[Written request] Return, word for word, every line of the records below from the first one through the line that contains "visibility-icon[interactable]: 👁 <box>180 149", both ends included.

[Material for the task]
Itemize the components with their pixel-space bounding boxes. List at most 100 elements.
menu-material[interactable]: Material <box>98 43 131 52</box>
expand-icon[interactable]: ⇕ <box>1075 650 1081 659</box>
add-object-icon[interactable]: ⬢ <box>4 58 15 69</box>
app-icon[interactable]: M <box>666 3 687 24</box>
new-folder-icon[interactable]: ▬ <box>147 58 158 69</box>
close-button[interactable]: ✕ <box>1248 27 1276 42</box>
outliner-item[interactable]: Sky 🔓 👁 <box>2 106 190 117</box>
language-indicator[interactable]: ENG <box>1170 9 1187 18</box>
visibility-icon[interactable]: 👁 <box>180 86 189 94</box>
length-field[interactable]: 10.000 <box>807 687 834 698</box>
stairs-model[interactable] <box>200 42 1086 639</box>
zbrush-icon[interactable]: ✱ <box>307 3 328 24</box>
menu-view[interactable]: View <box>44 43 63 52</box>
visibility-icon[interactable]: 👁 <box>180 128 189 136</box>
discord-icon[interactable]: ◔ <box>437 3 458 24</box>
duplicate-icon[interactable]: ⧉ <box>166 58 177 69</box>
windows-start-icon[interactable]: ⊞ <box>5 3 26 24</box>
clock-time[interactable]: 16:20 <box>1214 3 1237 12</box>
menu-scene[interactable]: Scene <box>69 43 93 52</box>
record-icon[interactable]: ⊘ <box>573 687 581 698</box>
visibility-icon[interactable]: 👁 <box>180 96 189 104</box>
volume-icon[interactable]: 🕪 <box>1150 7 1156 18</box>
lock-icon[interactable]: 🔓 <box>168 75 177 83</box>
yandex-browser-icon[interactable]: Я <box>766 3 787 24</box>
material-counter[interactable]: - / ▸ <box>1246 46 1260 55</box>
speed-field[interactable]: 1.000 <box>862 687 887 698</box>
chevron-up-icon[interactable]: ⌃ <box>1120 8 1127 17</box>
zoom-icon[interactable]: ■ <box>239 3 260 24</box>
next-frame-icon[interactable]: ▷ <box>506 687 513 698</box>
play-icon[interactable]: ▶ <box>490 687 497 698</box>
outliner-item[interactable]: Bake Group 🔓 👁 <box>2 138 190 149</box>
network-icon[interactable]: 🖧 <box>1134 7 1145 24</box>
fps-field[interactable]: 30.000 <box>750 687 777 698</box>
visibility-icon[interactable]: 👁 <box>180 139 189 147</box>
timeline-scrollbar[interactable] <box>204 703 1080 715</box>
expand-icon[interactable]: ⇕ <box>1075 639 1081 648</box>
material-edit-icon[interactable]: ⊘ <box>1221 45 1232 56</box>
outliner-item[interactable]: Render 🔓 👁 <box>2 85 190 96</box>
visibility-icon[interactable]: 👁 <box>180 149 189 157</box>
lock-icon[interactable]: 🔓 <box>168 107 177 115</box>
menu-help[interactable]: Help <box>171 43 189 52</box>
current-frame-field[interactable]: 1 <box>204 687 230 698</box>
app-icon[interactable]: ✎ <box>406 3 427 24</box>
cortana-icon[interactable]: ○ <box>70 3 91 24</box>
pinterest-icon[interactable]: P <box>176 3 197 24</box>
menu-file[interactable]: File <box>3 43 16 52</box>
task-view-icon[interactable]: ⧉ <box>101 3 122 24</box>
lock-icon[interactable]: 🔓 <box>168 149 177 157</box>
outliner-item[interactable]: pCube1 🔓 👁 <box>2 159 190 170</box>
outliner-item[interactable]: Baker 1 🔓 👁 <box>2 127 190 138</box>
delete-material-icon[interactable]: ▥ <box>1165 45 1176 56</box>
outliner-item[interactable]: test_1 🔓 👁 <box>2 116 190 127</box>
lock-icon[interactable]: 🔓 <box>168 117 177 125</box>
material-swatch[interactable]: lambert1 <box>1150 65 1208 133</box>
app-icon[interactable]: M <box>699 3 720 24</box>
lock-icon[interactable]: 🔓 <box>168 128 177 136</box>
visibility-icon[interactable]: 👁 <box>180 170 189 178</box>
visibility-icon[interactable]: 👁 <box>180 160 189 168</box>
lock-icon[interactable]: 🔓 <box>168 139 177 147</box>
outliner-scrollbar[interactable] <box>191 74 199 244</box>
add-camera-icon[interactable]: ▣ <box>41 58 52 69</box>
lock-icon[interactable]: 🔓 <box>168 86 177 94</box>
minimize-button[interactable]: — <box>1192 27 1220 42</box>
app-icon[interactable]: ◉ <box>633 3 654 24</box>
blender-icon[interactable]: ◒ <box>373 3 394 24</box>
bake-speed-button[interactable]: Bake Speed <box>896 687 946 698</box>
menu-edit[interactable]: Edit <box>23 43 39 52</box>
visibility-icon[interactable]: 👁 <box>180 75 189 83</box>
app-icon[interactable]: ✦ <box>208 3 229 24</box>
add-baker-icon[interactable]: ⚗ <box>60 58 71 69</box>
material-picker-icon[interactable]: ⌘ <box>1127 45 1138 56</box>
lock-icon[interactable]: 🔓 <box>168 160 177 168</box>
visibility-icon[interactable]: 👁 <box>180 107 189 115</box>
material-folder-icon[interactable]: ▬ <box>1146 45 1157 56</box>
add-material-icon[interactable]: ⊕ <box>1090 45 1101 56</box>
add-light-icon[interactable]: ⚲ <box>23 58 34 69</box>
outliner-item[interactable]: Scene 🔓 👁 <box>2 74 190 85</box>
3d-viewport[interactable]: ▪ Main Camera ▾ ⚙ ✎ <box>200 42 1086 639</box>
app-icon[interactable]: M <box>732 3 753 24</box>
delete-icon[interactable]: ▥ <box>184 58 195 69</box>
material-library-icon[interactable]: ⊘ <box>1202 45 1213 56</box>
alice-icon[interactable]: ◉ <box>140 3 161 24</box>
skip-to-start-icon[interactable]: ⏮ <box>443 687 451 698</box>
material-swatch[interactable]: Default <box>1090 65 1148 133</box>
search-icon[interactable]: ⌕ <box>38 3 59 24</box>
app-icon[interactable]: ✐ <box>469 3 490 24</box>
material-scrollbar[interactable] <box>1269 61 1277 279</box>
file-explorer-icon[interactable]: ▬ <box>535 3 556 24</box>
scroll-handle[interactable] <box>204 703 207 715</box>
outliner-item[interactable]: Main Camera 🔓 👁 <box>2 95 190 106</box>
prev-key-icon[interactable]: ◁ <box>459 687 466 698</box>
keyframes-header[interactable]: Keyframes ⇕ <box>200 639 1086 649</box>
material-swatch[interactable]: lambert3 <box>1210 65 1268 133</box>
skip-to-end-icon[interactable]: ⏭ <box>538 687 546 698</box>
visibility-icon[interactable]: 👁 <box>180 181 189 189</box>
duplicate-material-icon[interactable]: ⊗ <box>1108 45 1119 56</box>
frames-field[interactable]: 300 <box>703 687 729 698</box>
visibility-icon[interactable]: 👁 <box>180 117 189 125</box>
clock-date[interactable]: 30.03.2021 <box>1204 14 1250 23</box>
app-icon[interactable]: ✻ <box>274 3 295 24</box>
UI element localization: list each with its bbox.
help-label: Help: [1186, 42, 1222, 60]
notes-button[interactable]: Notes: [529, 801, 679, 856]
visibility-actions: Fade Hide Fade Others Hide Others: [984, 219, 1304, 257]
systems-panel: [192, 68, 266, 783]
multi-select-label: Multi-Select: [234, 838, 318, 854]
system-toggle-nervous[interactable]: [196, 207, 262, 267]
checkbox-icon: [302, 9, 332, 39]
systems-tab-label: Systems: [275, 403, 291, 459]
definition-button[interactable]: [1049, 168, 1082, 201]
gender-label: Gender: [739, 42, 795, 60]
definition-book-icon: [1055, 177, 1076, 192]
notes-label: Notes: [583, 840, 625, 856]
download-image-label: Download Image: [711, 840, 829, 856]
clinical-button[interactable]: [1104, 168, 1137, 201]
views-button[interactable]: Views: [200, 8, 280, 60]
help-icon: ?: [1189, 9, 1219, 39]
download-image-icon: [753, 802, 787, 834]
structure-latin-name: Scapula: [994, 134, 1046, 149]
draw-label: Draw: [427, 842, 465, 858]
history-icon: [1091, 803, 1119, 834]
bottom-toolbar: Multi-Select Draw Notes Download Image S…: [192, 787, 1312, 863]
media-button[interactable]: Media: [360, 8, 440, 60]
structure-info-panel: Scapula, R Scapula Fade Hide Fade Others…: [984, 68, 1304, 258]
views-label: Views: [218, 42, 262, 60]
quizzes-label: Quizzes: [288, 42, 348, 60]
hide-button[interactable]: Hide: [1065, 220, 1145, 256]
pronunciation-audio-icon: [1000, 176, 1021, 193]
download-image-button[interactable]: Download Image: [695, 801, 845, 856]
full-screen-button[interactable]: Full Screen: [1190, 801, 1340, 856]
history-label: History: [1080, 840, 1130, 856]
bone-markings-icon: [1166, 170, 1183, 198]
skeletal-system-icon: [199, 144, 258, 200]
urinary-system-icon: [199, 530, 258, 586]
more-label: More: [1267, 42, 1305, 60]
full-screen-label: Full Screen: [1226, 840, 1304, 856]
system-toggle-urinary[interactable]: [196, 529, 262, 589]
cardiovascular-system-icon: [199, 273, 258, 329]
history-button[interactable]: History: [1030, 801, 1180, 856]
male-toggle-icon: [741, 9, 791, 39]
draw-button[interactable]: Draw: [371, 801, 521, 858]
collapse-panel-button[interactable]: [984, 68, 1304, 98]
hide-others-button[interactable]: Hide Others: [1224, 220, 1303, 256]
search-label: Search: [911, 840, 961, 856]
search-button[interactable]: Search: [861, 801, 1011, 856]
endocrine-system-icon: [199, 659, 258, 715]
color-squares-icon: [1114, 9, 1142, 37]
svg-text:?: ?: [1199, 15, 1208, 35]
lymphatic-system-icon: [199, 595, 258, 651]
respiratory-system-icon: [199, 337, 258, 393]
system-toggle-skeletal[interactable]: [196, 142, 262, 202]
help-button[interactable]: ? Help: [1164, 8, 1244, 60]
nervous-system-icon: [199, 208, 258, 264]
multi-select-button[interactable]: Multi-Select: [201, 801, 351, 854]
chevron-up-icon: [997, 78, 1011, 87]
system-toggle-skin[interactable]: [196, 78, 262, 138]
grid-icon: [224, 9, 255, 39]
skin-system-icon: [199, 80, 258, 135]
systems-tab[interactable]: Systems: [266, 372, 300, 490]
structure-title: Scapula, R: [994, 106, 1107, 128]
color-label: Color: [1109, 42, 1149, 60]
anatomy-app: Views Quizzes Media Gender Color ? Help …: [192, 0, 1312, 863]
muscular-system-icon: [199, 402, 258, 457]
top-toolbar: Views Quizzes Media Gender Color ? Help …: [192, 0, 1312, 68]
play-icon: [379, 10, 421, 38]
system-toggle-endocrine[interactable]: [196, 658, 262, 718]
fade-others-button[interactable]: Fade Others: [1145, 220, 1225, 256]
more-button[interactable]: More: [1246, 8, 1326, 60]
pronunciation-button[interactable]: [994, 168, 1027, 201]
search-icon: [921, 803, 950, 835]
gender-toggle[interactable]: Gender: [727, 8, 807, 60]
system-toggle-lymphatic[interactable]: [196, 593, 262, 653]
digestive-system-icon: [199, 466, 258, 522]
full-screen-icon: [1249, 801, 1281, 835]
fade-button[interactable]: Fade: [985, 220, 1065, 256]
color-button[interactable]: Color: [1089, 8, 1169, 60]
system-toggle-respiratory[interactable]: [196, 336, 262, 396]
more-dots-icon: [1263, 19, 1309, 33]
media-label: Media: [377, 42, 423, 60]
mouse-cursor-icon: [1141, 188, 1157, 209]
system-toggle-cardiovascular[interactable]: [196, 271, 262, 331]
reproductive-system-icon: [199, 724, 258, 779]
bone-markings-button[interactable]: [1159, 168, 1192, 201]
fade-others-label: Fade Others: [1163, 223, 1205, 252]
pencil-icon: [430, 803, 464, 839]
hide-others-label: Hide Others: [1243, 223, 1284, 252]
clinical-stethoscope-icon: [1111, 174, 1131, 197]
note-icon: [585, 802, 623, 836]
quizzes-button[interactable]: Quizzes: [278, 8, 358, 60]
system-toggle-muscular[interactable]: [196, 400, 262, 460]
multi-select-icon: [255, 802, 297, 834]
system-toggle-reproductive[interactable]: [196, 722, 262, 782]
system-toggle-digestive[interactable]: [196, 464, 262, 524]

[The solution]
Itemize the components with their pixel-space bounding boxes. List at most 100 elements.
menu-material[interactable]: Material <box>98 43 131 52</box>
expand-icon[interactable]: ⇕ <box>1075 650 1081 659</box>
add-object-icon[interactable]: ⬢ <box>4 58 15 69</box>
app-icon[interactable]: M <box>666 3 687 24</box>
new-folder-icon[interactable]: ▬ <box>147 58 158 69</box>
close-button[interactable]: ✕ <box>1248 27 1276 42</box>
outliner-item[interactable]: Sky 🔓 👁 <box>2 106 190 117</box>
language-indicator[interactable]: ENG <box>1170 9 1187 18</box>
visibility-icon[interactable]: 👁 <box>180 86 189 94</box>
length-field[interactable]: 10.000 <box>807 687 834 698</box>
stairs-model[interactable] <box>200 42 1086 639</box>
zbrush-icon[interactable]: ✱ <box>307 3 328 24</box>
menu-view[interactable]: View <box>44 43 63 52</box>
visibility-icon[interactable]: 👁 <box>180 128 189 136</box>
discord-icon[interactable]: ◔ <box>437 3 458 24</box>
duplicate-icon[interactable]: ⧉ <box>166 58 177 69</box>
windows-start-icon[interactable]: ⊞ <box>5 3 26 24</box>
clock-time[interactable]: 16:20 <box>1214 3 1237 12</box>
menu-scene[interactable]: Scene <box>69 43 93 52</box>
record-icon[interactable]: ⊘ <box>573 687 581 698</box>
visibility-icon[interactable]: 👁 <box>180 96 189 104</box>
volume-icon[interactable]: 🕪 <box>1150 7 1156 18</box>
lock-icon[interactable]: 🔓 <box>168 75 177 83</box>
yandex-browser-icon[interactable]: Я <box>766 3 787 24</box>
material-counter[interactable]: - / ▸ <box>1246 46 1260 55</box>
speed-field[interactable]: 1.000 <box>862 687 887 698</box>
chevron-up-icon[interactable]: ⌃ <box>1120 8 1127 17</box>
zoom-icon[interactable]: ■ <box>239 3 260 24</box>
next-frame-icon[interactable]: ▷ <box>506 687 513 698</box>
play-icon[interactable]: ▶ <box>490 687 497 698</box>
outliner-item[interactable]: Bake Group 🔓 👁 <box>2 138 190 149</box>
network-icon[interactable]: 🖧 <box>1134 7 1145 24</box>
fps-field[interactable]: 30.000 <box>750 687 777 698</box>
visibility-icon[interactable]: 👁 <box>180 139 189 147</box>
timeline-scrollbar[interactable] <box>204 703 1080 715</box>
expand-icon[interactable]: ⇕ <box>1075 639 1081 648</box>
material-edit-icon[interactable]: ⊘ <box>1221 45 1232 56</box>
outliner-item[interactable]: Render 🔓 👁 <box>2 85 190 96</box>
visibility-icon[interactable]: 👁 <box>180 149 189 157</box>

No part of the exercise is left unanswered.